The exercise :: Search the entries below. Return every line that has "Ríos" in it.

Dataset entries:
+ + +

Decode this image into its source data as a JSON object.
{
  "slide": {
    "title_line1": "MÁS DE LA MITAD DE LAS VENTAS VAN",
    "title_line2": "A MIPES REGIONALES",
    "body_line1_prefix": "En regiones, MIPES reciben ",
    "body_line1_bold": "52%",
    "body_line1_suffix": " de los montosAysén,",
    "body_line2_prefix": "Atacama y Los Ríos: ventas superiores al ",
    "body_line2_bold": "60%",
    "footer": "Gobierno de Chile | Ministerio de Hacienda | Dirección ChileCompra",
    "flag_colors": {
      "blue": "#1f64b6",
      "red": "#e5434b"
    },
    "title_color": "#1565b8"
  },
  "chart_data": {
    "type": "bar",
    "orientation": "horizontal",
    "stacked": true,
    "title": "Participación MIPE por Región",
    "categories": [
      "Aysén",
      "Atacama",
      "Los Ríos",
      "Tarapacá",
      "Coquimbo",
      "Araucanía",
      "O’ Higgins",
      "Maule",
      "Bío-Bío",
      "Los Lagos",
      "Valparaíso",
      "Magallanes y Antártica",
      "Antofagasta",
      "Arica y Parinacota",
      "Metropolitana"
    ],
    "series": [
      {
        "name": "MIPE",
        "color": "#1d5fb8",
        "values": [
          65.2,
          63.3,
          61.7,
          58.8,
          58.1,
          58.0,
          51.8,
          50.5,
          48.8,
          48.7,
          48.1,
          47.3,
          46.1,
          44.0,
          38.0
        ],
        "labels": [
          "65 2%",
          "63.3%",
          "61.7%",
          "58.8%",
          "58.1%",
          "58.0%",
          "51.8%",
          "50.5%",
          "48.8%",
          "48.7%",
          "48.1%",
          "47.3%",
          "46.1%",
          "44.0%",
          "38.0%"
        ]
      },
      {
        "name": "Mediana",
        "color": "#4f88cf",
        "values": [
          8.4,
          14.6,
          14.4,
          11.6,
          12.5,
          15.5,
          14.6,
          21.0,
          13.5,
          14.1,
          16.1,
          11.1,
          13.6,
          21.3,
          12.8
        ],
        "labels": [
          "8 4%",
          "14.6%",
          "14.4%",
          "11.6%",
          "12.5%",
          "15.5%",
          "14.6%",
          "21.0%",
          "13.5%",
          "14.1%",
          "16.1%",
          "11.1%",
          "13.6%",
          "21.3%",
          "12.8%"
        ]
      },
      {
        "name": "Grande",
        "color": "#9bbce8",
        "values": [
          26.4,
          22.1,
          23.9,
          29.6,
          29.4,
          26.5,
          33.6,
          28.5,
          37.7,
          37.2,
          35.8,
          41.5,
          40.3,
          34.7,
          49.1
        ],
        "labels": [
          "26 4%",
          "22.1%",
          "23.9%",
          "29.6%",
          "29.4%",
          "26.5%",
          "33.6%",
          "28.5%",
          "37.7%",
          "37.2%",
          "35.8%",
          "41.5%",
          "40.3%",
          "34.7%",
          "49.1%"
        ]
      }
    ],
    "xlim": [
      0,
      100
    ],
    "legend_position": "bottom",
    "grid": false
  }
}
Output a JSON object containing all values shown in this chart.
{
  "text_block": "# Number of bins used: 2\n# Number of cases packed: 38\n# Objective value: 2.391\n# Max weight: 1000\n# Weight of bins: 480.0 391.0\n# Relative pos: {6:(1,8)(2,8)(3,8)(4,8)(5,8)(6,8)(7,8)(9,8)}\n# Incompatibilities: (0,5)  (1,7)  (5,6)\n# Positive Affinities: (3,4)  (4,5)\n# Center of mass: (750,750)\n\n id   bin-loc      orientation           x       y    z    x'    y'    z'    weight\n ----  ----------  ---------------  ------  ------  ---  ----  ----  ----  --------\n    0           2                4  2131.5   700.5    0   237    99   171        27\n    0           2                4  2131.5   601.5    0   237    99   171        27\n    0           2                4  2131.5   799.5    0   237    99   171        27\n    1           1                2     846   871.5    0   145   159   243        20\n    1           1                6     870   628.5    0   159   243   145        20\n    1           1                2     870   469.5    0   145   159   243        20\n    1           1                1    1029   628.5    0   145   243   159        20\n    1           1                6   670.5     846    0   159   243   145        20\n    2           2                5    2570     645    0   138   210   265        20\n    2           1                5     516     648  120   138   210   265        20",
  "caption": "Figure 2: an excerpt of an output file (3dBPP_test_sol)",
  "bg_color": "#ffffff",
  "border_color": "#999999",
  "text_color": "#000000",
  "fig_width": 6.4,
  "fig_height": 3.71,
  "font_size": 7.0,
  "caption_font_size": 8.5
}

+ + +

Completed exercise ::
    "body_line2_prefix": "Atacama y Los Ríos: ventas superiores al ",
      "Los Ríos",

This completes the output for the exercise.